**Stored records:**
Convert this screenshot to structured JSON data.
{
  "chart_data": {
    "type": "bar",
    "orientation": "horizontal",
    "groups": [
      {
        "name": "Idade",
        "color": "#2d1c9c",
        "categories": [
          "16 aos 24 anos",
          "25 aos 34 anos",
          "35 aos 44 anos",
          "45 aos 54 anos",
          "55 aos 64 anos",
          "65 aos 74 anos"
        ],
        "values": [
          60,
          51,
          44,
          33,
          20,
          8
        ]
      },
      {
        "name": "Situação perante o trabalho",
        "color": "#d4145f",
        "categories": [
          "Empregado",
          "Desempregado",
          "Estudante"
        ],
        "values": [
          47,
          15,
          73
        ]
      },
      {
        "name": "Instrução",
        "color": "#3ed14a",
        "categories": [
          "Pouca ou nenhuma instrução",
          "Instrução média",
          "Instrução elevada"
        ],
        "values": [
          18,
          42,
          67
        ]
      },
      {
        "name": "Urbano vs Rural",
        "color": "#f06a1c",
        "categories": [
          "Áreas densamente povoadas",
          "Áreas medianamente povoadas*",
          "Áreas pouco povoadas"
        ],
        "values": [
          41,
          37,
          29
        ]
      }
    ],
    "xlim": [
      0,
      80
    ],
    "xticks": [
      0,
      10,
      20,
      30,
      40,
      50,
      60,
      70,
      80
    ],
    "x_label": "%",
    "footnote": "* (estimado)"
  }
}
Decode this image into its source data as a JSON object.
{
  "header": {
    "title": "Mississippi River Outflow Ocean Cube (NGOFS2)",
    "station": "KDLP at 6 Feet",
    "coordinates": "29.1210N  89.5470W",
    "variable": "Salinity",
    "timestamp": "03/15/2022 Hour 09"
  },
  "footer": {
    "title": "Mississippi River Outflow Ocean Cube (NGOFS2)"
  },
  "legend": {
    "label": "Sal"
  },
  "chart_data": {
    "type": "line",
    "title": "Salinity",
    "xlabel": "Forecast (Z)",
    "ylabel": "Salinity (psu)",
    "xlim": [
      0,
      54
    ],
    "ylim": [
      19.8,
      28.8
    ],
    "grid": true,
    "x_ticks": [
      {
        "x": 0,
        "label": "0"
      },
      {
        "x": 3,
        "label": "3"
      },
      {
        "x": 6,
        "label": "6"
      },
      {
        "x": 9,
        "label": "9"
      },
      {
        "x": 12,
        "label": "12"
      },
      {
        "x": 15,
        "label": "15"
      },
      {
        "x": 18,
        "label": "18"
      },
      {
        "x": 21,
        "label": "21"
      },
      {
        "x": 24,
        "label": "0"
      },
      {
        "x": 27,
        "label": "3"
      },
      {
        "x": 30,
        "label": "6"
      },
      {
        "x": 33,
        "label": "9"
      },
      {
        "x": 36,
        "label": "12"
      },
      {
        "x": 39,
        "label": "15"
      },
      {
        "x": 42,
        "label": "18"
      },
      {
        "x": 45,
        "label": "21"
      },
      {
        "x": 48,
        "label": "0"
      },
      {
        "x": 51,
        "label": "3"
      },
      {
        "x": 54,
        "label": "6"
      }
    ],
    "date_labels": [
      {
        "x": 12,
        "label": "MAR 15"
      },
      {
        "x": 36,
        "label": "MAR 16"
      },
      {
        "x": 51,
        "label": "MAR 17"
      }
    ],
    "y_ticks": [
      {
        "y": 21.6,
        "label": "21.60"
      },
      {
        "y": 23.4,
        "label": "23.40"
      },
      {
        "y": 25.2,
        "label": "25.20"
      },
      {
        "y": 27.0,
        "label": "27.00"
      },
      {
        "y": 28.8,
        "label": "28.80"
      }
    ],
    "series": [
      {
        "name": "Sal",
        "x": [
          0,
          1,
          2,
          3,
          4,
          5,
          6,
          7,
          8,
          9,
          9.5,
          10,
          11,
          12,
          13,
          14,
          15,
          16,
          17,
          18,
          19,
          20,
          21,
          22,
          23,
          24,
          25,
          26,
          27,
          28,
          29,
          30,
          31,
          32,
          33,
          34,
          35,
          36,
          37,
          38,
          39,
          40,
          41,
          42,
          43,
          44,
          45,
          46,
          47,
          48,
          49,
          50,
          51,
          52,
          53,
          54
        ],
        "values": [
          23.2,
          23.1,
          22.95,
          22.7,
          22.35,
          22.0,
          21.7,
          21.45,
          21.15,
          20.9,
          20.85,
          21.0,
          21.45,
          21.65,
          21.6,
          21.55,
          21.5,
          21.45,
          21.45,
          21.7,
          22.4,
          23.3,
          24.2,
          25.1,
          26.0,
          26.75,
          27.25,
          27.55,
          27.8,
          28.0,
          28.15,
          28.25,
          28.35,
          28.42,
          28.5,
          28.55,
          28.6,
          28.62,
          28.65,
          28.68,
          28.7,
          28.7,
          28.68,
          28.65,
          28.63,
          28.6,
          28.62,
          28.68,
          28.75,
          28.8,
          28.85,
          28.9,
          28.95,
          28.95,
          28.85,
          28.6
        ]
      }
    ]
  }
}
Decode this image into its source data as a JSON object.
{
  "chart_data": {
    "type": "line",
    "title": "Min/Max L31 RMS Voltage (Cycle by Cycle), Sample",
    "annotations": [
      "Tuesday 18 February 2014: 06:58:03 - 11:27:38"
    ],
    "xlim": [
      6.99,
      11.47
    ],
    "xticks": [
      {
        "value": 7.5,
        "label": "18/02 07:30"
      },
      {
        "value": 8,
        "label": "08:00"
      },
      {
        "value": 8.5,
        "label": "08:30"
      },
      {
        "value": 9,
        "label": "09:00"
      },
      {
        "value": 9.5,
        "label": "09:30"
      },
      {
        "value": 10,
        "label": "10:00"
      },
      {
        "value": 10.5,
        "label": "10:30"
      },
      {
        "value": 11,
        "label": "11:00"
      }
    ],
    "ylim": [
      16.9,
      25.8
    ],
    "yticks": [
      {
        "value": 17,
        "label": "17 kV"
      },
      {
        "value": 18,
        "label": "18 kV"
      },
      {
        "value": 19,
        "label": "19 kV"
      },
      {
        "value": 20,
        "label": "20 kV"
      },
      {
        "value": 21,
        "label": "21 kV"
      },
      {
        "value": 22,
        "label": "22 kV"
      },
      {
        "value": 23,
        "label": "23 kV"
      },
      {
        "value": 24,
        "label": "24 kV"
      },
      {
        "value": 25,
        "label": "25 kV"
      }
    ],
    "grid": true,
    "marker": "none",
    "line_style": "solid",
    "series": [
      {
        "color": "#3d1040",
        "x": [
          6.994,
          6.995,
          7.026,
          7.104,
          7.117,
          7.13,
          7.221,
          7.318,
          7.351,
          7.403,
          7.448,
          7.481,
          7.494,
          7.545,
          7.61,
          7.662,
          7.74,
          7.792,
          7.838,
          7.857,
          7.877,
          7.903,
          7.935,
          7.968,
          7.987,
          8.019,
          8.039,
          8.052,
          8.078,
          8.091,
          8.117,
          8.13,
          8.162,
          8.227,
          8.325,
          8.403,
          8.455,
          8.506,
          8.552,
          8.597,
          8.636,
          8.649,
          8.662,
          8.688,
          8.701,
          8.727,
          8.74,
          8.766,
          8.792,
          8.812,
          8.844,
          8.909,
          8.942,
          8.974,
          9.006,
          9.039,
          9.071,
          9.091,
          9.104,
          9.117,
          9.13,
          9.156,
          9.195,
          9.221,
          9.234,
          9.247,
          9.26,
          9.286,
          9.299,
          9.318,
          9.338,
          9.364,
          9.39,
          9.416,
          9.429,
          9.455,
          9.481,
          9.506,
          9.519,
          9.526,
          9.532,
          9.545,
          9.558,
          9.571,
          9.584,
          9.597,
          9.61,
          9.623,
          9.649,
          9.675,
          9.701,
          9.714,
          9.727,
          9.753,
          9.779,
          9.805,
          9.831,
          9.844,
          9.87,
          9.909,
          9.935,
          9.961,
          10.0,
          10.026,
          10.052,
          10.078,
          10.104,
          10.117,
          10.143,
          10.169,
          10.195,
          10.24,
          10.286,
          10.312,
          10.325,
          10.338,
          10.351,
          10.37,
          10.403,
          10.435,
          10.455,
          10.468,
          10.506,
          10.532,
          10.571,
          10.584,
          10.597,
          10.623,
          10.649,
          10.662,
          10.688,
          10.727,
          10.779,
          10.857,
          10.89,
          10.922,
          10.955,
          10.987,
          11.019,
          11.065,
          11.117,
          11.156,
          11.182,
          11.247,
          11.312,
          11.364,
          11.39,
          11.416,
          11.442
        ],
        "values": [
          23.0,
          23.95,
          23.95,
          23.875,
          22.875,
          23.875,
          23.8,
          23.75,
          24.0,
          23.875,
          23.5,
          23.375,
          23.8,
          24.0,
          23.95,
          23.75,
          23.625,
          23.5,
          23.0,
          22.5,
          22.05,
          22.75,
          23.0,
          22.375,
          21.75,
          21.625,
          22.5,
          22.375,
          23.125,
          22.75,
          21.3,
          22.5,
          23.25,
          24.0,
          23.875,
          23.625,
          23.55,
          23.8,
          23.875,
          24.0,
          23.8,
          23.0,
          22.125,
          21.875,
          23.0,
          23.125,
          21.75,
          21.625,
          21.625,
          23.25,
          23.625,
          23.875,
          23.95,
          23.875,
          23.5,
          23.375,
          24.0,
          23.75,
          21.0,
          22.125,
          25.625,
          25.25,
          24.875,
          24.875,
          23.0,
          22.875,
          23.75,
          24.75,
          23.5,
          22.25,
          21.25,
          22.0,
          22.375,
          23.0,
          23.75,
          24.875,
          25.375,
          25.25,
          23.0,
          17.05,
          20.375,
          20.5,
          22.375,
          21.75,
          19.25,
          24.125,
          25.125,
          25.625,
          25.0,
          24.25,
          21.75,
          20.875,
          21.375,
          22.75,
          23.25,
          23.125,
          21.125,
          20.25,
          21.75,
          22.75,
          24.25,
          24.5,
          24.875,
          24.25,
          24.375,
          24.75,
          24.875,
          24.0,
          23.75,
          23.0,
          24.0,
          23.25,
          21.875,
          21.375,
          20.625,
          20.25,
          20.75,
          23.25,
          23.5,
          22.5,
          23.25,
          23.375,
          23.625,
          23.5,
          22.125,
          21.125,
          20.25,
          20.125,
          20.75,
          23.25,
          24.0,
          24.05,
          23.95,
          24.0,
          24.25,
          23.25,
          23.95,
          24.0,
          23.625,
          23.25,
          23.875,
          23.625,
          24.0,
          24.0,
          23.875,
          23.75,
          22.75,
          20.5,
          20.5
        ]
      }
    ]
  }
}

**Requirements:** Of the lines above, copy each that contains "title".

**Result for this task:**
    "title": "Mississippi River Outflow Ocean Cube (NGOFS2)",
    "title": "Mississippi River Outflow Ocean Cube (NGOFS2)"
    "title": "Salinity",
    "title": "Min/Max L31 RMS Voltage (Cycle by Cycle), Sample",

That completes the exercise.